WHAT YOU SHOULD DO
The records below must be output exactly, without pictures.

++++++++

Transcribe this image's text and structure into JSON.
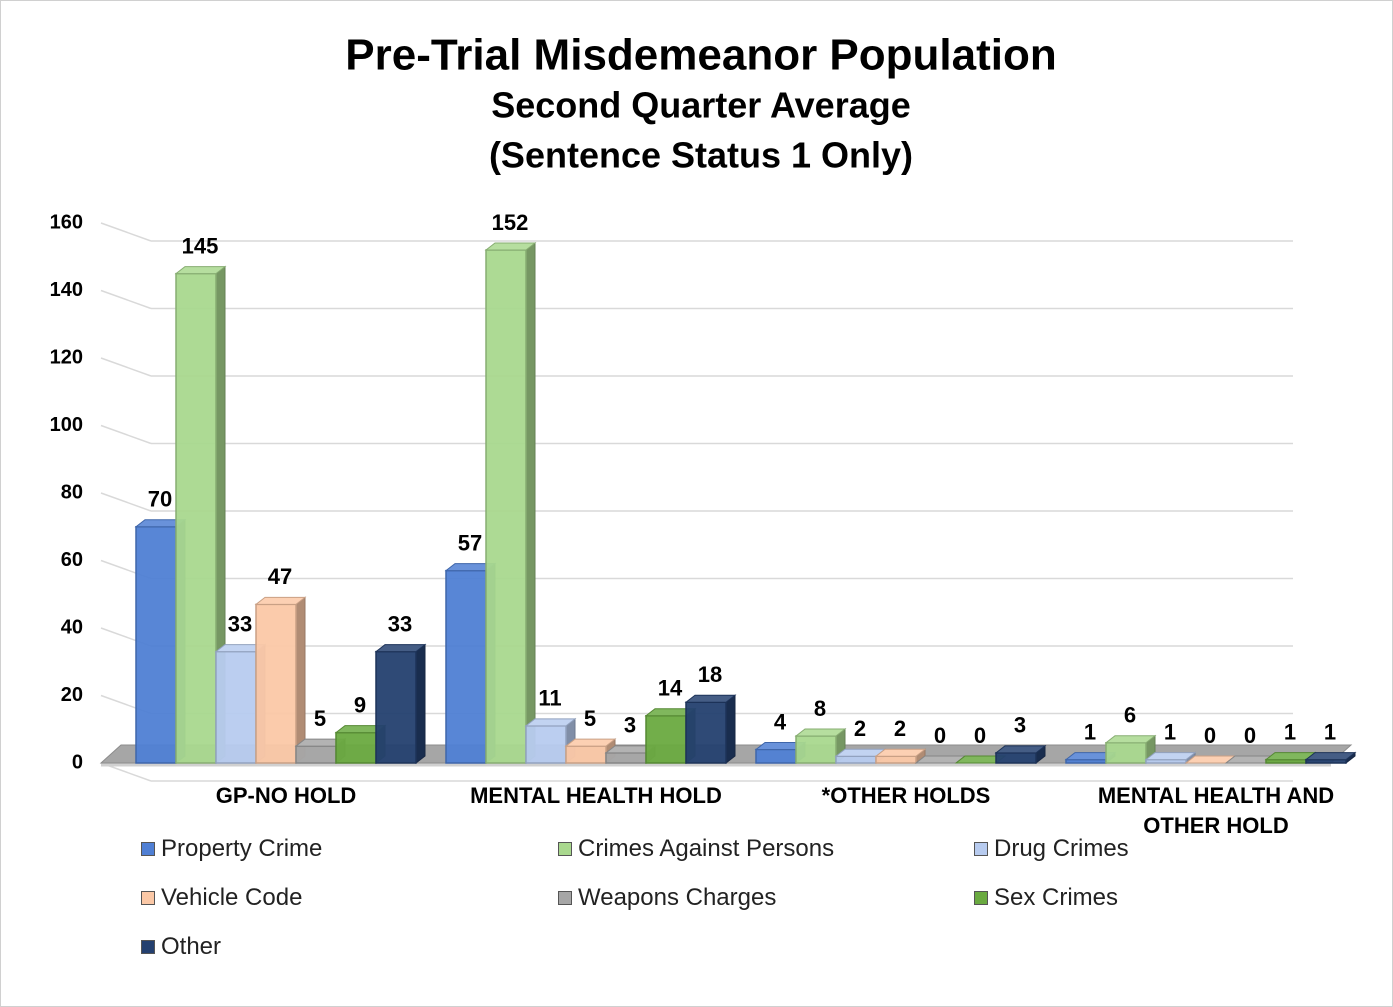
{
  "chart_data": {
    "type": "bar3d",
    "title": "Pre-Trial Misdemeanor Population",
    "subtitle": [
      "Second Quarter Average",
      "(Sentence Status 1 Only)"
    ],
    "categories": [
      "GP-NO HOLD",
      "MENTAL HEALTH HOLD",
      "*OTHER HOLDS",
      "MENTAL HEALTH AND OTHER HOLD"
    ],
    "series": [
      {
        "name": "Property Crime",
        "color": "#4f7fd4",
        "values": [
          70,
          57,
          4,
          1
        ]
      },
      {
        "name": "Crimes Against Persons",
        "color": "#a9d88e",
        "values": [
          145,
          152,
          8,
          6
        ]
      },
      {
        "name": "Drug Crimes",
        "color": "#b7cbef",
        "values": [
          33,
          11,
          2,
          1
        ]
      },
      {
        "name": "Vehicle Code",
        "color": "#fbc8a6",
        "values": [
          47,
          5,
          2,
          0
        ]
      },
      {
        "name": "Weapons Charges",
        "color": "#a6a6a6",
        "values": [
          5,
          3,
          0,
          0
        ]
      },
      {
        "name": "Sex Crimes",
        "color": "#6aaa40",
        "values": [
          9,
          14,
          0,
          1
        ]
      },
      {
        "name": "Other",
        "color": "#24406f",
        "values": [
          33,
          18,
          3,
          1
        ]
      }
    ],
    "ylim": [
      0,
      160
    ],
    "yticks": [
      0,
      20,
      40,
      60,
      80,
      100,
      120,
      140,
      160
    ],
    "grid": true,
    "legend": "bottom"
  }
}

++++++++

THE OUTPUT
Transcribe this image's text and structure into JSON.
{
  "chart_data": {
    "type": "bar3d",
    "title": "Pre-Trial Misdemeanor Population",
    "subtitle": [
      "Second Quarter Average",
      "(Sentence Status 1 Only)"
    ],
    "categories": [
      "GP-NO HOLD",
      "MENTAL HEALTH HOLD",
      "*OTHER HOLDS",
      "MENTAL HEALTH AND OTHER HOLD"
    ],
    "series": [
      {
        "name": "Property Crime",
        "color": "#4f7fd4",
        "values": [
          70,
          57,
          4,
          1
        ]
      },
      {
        "name": "Crimes Against Persons",
        "color": "#a9d88e",
        "values": [
          145,
          152,
          8,
          6
        ]
      },
      {
        "name": "Drug Crimes",
        "color": "#b7cbef",
        "values": [
          33,
          11,
          2,
          1
        ]
      },
      {
        "name": "Vehicle Code",
        "color": "#fbc8a6",
        "values": [
          47,
          5,
          2,
          0
        ]
      },
      {
        "name": "Weapons Charges",
        "color": "#a6a6a6",
        "values": [
          5,
          3,
          0,
          0
        ]
      },
      {
        "name": "Sex Crimes",
        "color": "#6aaa40",
        "values": [
          9,
          14,
          0,
          1
        ]
      },
      {
        "name": "Other",
        "color": "#24406f",
        "values": [
          33,
          18,
          3,
          1
        ]
      }
    ],
    "ylim": [
      0,
      160
    ],
    "yticks": [
      0,
      20,
      40,
      60,
      80,
      100,
      120,
      140,
      160
    ],
    "grid": true,
    "legend": "bottom"
  }
}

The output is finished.